--- Start of Data section ---
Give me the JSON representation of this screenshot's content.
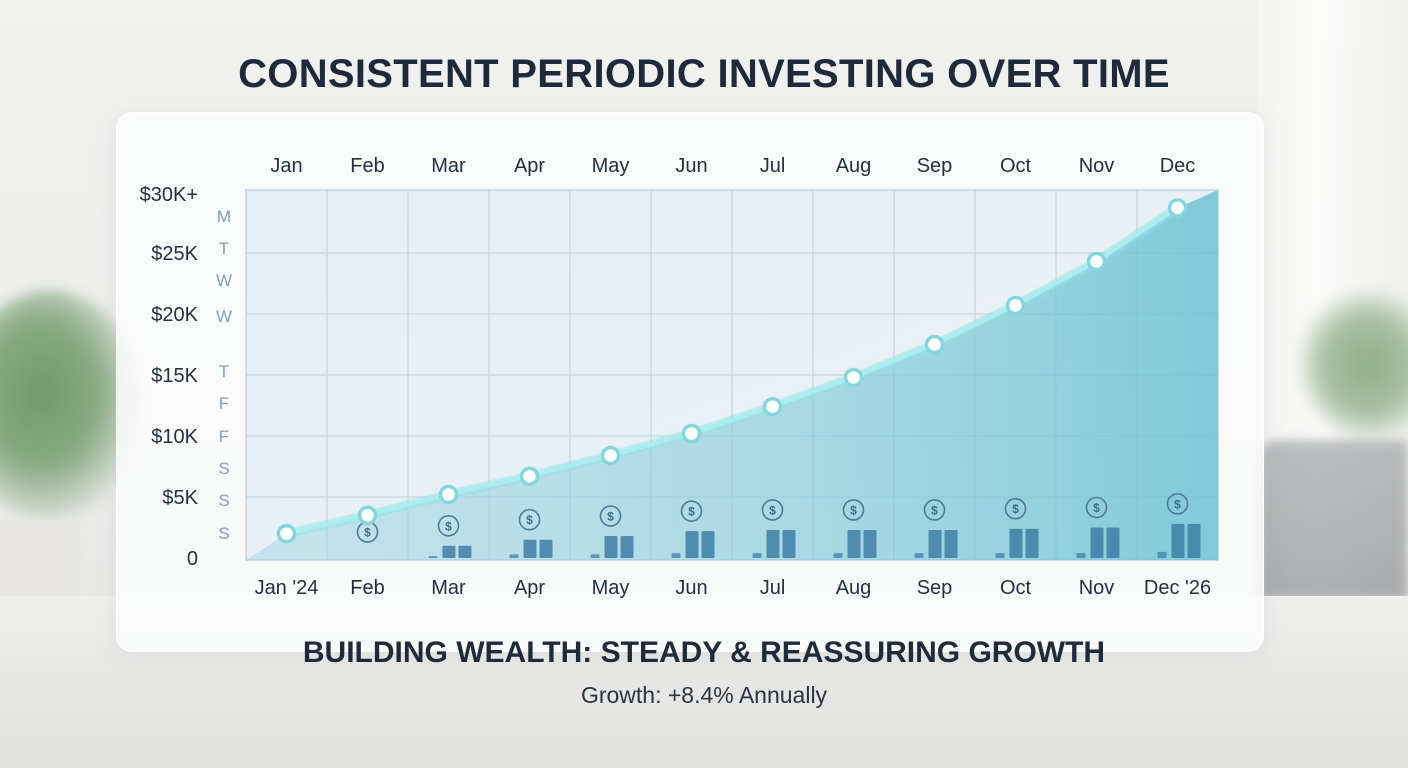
{
  "title": "CONSISTENT PERIODIC INVESTING OVER TIME",
  "subtitle": "BUILDING WEALTH: STEADY & REASSURING GROWTH",
  "growth_text": "Growth: +8.4% Annually",
  "colors": {
    "line": "#7fd6d8",
    "area_top": "#7cc4d6",
    "bar": "#3f7ea6",
    "grid": "#c4d3e0"
  },
  "chart_data": {
    "type": "line",
    "title": "CONSISTENT PERIODIC INVESTING OVER TIME",
    "top_labels": [
      "Jan",
      "Feb",
      "Mar",
      "Apr",
      "May",
      "Jun",
      "Jul",
      "Aug",
      "Sep",
      "Oct",
      "Nov",
      "Dec"
    ],
    "categories": [
      "Jan '24",
      "Feb",
      "Mar",
      "Apr",
      "May",
      "Jun",
      "Jul",
      "Aug",
      "Sep",
      "Oct",
      "Nov",
      "Dec '26"
    ],
    "y_tick_labels": [
      "0",
      "$5K",
      "$10K",
      "$15K",
      "$20K",
      "$25K",
      "$30K+"
    ],
    "y_ticks": [
      0,
      5000,
      10000,
      15000,
      20000,
      25000,
      30000
    ],
    "ylim": [
      0,
      30000
    ],
    "weekday_labels": [
      "M",
      "T",
      "W",
      "W",
      "T",
      "F",
      "F",
      "S",
      "S",
      "S"
    ],
    "series": [
      {
        "values": [
          2000,
          3500,
          5200,
          6700,
          8400,
          10200,
          12400,
          14800,
          17500,
          20700,
          24300,
          28700
        ]
      }
    ],
    "contribution_bars": [
      [
        0,
        0,
        0
      ],
      [
        0,
        0,
        0
      ],
      [
        150,
        1000,
        1000
      ],
      [
        300,
        1500,
        1500
      ],
      [
        300,
        1800,
        1800
      ],
      [
        400,
        2200,
        2200
      ],
      [
        400,
        2300,
        2300
      ],
      [
        400,
        2300,
        2300
      ],
      [
        400,
        2300,
        2300
      ],
      [
        400,
        2400,
        2400
      ],
      [
        400,
        2500,
        2500
      ],
      [
        500,
        2800,
        2800
      ]
    ],
    "coin_symbol": "$",
    "grid": true,
    "area_fill": true
  }
}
--- End of Data section ---
• _Stated goal_: Without the pictures, repeat all the records word for word.

• _The reply_:
Give me the JSON representation of this screenshot's content.
{
  "title": "CONSISTENT PERIODIC INVESTING OVER TIME",
  "subtitle": "BUILDING WEALTH: STEADY & REASSURING GROWTH",
  "growth_text": "Growth: +8.4% Annually",
  "colors": {
    "line": "#7fd6d8",
    "area_top": "#7cc4d6",
    "bar": "#3f7ea6",
    "grid": "#c4d3e0"
  },
  "chart_data": {
    "type": "line",
    "title": "CONSISTENT PERIODIC INVESTING OVER TIME",
    "top_labels": [
      "Jan",
      "Feb",
      "Mar",
      "Apr",
      "May",
      "Jun",
      "Jul",
      "Aug",
      "Sep",
      "Oct",
      "Nov",
      "Dec"
    ],
    "categories": [
      "Jan '24",
      "Feb",
      "Mar",
      "Apr",
      "May",
      "Jun",
      "Jul",
      "Aug",
      "Sep",
      "Oct",
      "Nov",
      "Dec '26"
    ],
    "y_tick_labels": [
      "0",
      "$5K",
      "$10K",
      "$15K",
      "$20K",
      "$25K",
      "$30K+"
    ],
    "y_ticks": [
      0,
      5000,
      10000,
      15000,
      20000,
      25000,
      30000
    ],
    "ylim": [
      0,
      30000
    ],
    "weekday_labels": [
      "M",
      "T",
      "W",
      "W",
      "T",
      "F",
      "F",
      "S",
      "S",
      "S"
    ],
    "series": [
      {
        "values": [
          2000,
          3500,
          5200,
          6700,
          8400,
          10200,
          12400,
          14800,
          17500,
          20700,
          24300,
          28700
        ]
      }
    ],
    "contribution_bars": [
      [
        0,
        0,
        0
      ],
      [
        0,
        0,
        0
      ],
      [
        150,
        1000,
        1000
      ],
      [
        300,
        1500,
        1500
      ],
      [
        300,
        1800,
        1800
      ],
      [
        400,
        2200,
        2200
      ],
      [
        400,
        2300,
        2300
      ],
      [
        400,
        2300,
        2300
      ],
      [
        400,
        2300,
        2300
      ],
      [
        400,
        2400,
        2400
      ],
      [
        400,
        2500,
        2500
      ],
      [
        500,
        2800,
        2800
      ]
    ],
    "coin_symbol": "$",
    "grid": true,
    "area_fill": true
  }
}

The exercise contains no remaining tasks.